» **PROBLEM STATEMENT**
Extract the text of each entry below exactly, leaving every image behind.

(Dataset records on visual material)
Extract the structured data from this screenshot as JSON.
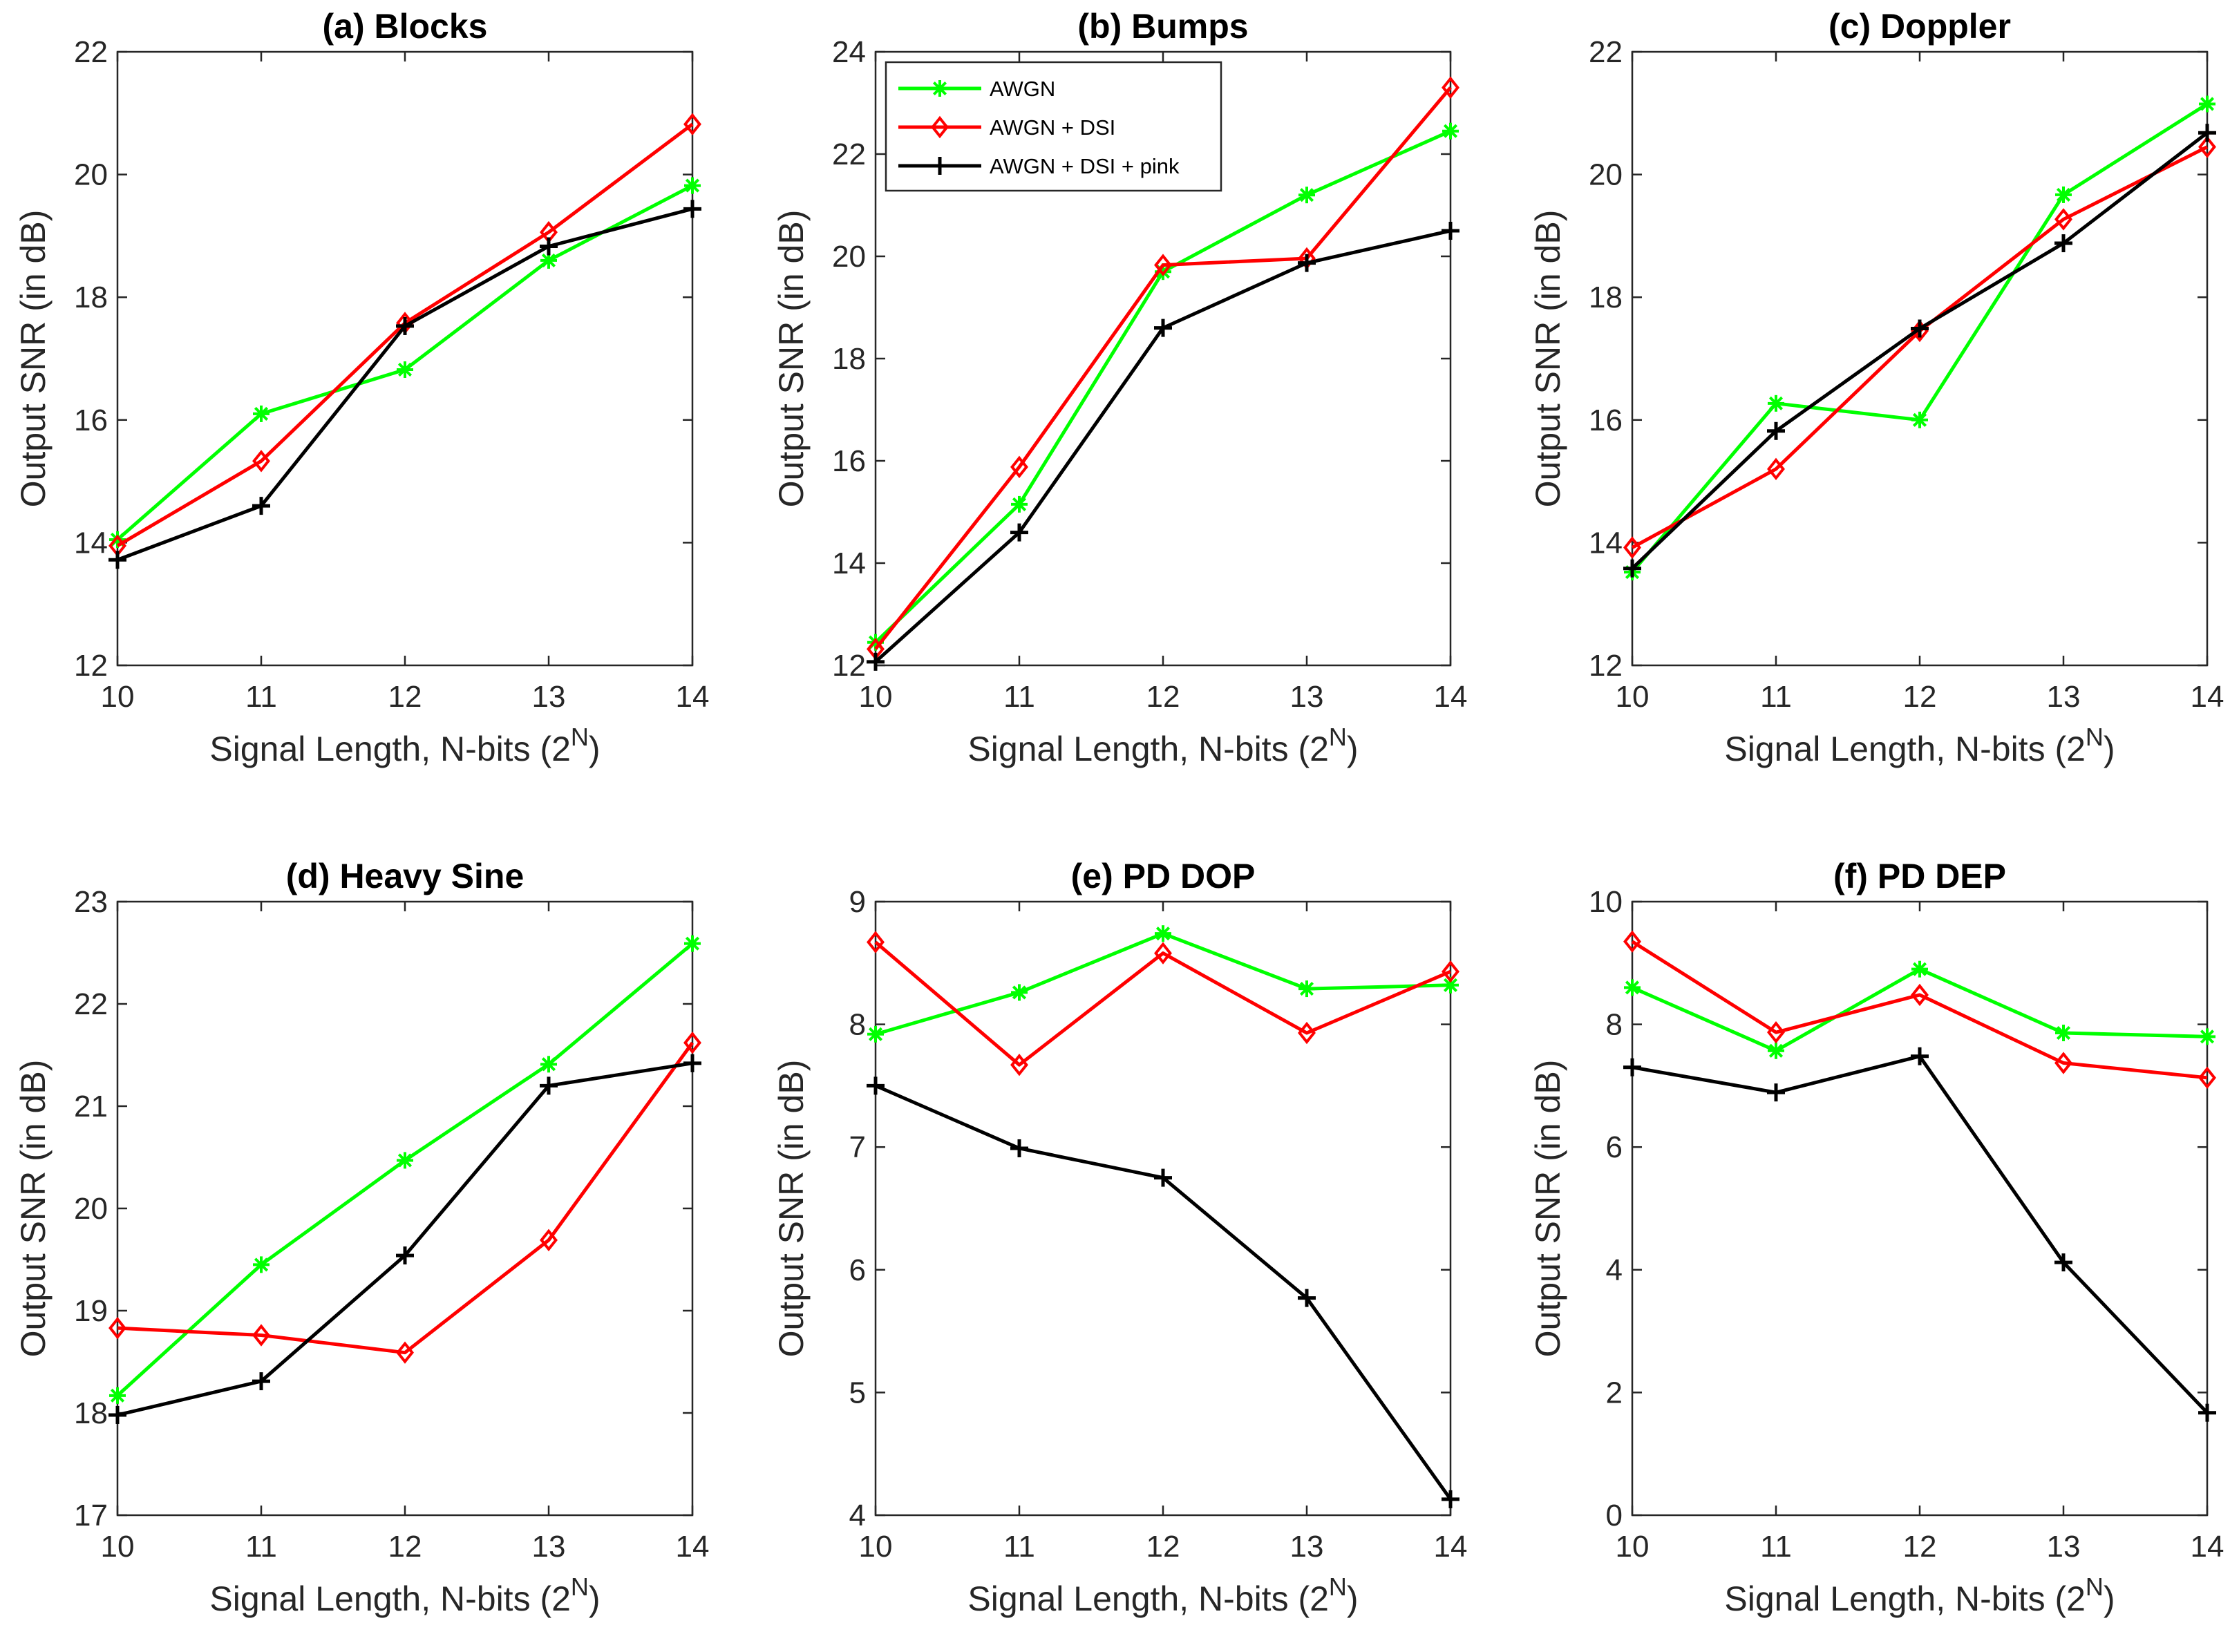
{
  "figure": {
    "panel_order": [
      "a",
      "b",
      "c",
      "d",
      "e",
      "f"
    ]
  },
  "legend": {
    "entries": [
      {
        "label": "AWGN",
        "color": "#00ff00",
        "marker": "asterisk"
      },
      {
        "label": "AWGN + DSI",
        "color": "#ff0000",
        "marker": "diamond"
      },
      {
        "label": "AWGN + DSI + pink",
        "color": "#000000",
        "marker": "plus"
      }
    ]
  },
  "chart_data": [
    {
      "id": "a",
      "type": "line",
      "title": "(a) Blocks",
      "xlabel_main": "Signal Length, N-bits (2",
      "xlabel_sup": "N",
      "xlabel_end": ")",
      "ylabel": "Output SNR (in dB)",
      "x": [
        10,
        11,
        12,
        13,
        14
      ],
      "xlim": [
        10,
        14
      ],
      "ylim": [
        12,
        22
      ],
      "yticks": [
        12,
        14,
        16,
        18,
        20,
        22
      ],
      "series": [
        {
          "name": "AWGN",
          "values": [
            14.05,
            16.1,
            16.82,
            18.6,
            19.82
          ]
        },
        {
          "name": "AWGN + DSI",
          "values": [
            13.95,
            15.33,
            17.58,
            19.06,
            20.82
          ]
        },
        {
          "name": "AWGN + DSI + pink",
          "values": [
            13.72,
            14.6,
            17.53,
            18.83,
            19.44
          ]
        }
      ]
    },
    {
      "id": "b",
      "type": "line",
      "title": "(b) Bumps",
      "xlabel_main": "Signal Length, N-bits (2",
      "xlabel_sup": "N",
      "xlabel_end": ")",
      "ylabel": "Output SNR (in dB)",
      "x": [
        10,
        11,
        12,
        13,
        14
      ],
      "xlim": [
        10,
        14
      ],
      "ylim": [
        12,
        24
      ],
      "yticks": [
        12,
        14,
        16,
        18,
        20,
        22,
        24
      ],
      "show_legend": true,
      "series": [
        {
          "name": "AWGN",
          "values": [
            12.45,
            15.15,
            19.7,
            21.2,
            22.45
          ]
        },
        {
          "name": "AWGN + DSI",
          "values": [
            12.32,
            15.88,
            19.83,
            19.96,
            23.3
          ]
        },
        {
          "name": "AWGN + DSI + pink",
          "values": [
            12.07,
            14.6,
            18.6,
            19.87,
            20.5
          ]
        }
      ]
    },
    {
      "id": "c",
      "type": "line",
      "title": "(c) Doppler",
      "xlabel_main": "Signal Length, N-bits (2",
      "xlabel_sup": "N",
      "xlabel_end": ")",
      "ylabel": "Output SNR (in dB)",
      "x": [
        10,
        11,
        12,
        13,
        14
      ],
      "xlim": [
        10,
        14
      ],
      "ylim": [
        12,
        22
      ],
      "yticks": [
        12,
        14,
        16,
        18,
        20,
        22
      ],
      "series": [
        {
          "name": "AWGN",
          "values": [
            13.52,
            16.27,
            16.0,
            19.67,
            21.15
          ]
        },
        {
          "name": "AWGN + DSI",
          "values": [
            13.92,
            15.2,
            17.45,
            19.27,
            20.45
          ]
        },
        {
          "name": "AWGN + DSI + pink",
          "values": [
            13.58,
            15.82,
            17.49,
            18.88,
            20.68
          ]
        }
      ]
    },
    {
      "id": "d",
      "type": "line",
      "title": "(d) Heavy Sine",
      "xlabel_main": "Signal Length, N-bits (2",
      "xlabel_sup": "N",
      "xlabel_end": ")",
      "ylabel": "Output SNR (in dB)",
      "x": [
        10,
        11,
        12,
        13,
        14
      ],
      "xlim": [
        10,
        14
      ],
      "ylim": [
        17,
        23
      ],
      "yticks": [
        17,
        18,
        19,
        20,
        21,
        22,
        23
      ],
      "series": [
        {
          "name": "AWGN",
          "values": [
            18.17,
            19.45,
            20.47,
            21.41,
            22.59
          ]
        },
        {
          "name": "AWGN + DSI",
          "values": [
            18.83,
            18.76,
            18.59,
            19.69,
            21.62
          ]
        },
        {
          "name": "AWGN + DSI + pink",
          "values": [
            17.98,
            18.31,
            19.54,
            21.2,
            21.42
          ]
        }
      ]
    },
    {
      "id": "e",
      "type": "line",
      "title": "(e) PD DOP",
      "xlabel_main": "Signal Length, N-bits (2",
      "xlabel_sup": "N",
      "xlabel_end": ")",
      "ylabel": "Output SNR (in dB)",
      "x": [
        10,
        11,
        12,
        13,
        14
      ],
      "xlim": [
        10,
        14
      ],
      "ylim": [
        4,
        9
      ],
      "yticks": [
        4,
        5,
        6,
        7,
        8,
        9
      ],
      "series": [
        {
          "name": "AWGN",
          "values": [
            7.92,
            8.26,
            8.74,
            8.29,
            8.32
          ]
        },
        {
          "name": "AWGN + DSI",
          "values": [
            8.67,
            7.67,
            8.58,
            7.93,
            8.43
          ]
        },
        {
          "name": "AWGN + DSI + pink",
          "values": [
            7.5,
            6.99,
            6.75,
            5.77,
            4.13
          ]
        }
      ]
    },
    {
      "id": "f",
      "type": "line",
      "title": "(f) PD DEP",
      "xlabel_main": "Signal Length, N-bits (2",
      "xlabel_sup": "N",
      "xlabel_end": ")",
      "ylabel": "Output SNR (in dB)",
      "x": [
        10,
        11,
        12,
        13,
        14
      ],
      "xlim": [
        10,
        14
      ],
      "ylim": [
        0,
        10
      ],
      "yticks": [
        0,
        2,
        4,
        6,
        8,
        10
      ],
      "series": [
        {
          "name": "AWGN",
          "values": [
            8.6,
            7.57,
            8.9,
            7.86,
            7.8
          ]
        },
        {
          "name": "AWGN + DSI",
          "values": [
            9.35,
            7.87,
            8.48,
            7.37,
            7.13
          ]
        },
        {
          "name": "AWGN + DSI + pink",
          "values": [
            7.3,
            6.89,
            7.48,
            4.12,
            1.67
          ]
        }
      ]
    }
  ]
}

» **RESULT FOR THIS EXERCISE**
Extract the structured data from this screenshot as JSON.
{
  "figure": {
    "panel_order": [
      "a",
      "b",
      "c",
      "d",
      "e",
      "f"
    ]
  },
  "legend": {
    "entries": [
      {
        "label": "AWGN",
        "color": "#00ff00",
        "marker": "asterisk"
      },
      {
        "label": "AWGN + DSI",
        "color": "#ff0000",
        "marker": "diamond"
      },
      {
        "label": "AWGN + DSI + pink",
        "color": "#000000",
        "marker": "plus"
      }
    ]
  },
  "chart_data": [
    {
      "id": "a",
      "type": "line",
      "title": "(a) Blocks",
      "xlabel_main": "Signal Length, N-bits (2",
      "xlabel_sup": "N",
      "xlabel_end": ")",
      "ylabel": "Output SNR (in dB)",
      "x": [
        10,
        11,
        12,
        13,
        14
      ],
      "xlim": [
        10,
        14
      ],
      "ylim": [
        12,
        22
      ],
      "yticks": [
        12,
        14,
        16,
        18,
        20,
        22
      ],
      "series": [
        {
          "name": "AWGN",
          "values": [
            14.05,
            16.1,
            16.82,
            18.6,
            19.82
          ]
        },
        {
          "name": "AWGN + DSI",
          "values": [
            13.95,
            15.33,
            17.58,
            19.06,
            20.82
          ]
        },
        {
          "name": "AWGN + DSI + pink",
          "values": [
            13.72,
            14.6,
            17.53,
            18.83,
            19.44
          ]
        }
      ]
    },
    {
      "id": "b",
      "type": "line",
      "title": "(b) Bumps",
      "xlabel_main": "Signal Length, N-bits (2",
      "xlabel_sup": "N",
      "xlabel_end": ")",
      "ylabel": "Output SNR (in dB)",
      "x": [
        10,
        11,
        12,
        13,
        14
      ],
      "xlim": [
        10,
        14
      ],
      "ylim": [
        12,
        24
      ],
      "yticks": [
        12,
        14,
        16,
        18,
        20,
        22,
        24
      ],
      "show_legend": true,
      "series": [
        {
          "name": "AWGN",
          "values": [
            12.45,
            15.15,
            19.7,
            21.2,
            22.45
          ]
        },
        {
          "name": "AWGN + DSI",
          "values": [
            12.32,
            15.88,
            19.83,
            19.96,
            23.3
          ]
        },
        {
          "name": "AWGN + DSI + pink",
          "values": [
            12.07,
            14.6,
            18.6,
            19.87,
            20.5
          ]
        }
      ]
    },
    {
      "id": "c",
      "type": "line",
      "title": "(c) Doppler",
      "xlabel_main": "Signal Length, N-bits (2",
      "xlabel_sup": "N",
      "xlabel_end": ")",
      "ylabel": "Output SNR (in dB)",
      "x": [
        10,
        11,
        12,
        13,
        14
      ],
      "xlim": [
        10,
        14
      ],
      "ylim": [
        12,
        22
      ],
      "yticks": [
        12,
        14,
        16,
        18,
        20,
        22
      ],
      "series": [
        {
          "name": "AWGN",
          "values": [
            13.52,
            16.27,
            16.0,
            19.67,
            21.15
          ]
        },
        {
          "name": "AWGN + DSI",
          "values": [
            13.92,
            15.2,
            17.45,
            19.27,
            20.45
          ]
        },
        {
          "name": "AWGN + DSI + pink",
          "values": [
            13.58,
            15.82,
            17.49,
            18.88,
            20.68
          ]
        }
      ]
    },
    {
      "id": "d",
      "type": "line",
      "title": "(d) Heavy Sine",
      "xlabel_main": "Signal Length, N-bits (2",
      "xlabel_sup": "N",
      "xlabel_end": ")",
      "ylabel": "Output SNR (in dB)",
      "x": [
        10,
        11,
        12,
        13,
        14
      ],
      "xlim": [
        10,
        14
      ],
      "ylim": [
        17,
        23
      ],
      "yticks": [
        17,
        18,
        19,
        20,
        21,
        22,
        23
      ],
      "series": [
        {
          "name": "AWGN",
          "values": [
            18.17,
            19.45,
            20.47,
            21.41,
            22.59
          ]
        },
        {
          "name": "AWGN + DSI",
          "values": [
            18.83,
            18.76,
            18.59,
            19.69,
            21.62
          ]
        },
        {
          "name": "AWGN + DSI + pink",
          "values": [
            17.98,
            18.31,
            19.54,
            21.2,
            21.42
          ]
        }
      ]
    },
    {
      "id": "e",
      "type": "line",
      "title": "(e) PD DOP",
      "xlabel_main": "Signal Length, N-bits (2",
      "xlabel_sup": "N",
      "xlabel_end": ")",
      "ylabel": "Output SNR (in dB)",
      "x": [
        10,
        11,
        12,
        13,
        14
      ],
      "xlim": [
        10,
        14
      ],
      "ylim": [
        4,
        9
      ],
      "yticks": [
        4,
        5,
        6,
        7,
        8,
        9
      ],
      "series": [
        {
          "name": "AWGN",
          "values": [
            7.92,
            8.26,
            8.74,
            8.29,
            8.32
          ]
        },
        {
          "name": "AWGN + DSI",
          "values": [
            8.67,
            7.67,
            8.58,
            7.93,
            8.43
          ]
        },
        {
          "name": "AWGN + DSI + pink",
          "values": [
            7.5,
            6.99,
            6.75,
            5.77,
            4.13
          ]
        }
      ]
    },
    {
      "id": "f",
      "type": "line",
      "title": "(f) PD DEP",
      "xlabel_main": "Signal Length, N-bits (2",
      "xlabel_sup": "N",
      "xlabel_end": ")",
      "ylabel": "Output SNR (in dB)",
      "x": [
        10,
        11,
        12,
        13,
        14
      ],
      "xlim": [
        10,
        14
      ],
      "ylim": [
        0,
        10
      ],
      "yticks": [
        0,
        2,
        4,
        6,
        8,
        10
      ],
      "series": [
        {
          "name": "AWGN",
          "values": [
            8.6,
            7.57,
            8.9,
            7.86,
            7.8
          ]
        },
        {
          "name": "AWGN + DSI",
          "values": [
            9.35,
            7.87,
            8.48,
            7.37,
            7.13
          ]
        },
        {
          "name": "AWGN + DSI + pink",
          "values": [
            7.3,
            6.89,
            7.48,
            4.12,
            1.67
          ]
        }
      ]
    }
  ]
}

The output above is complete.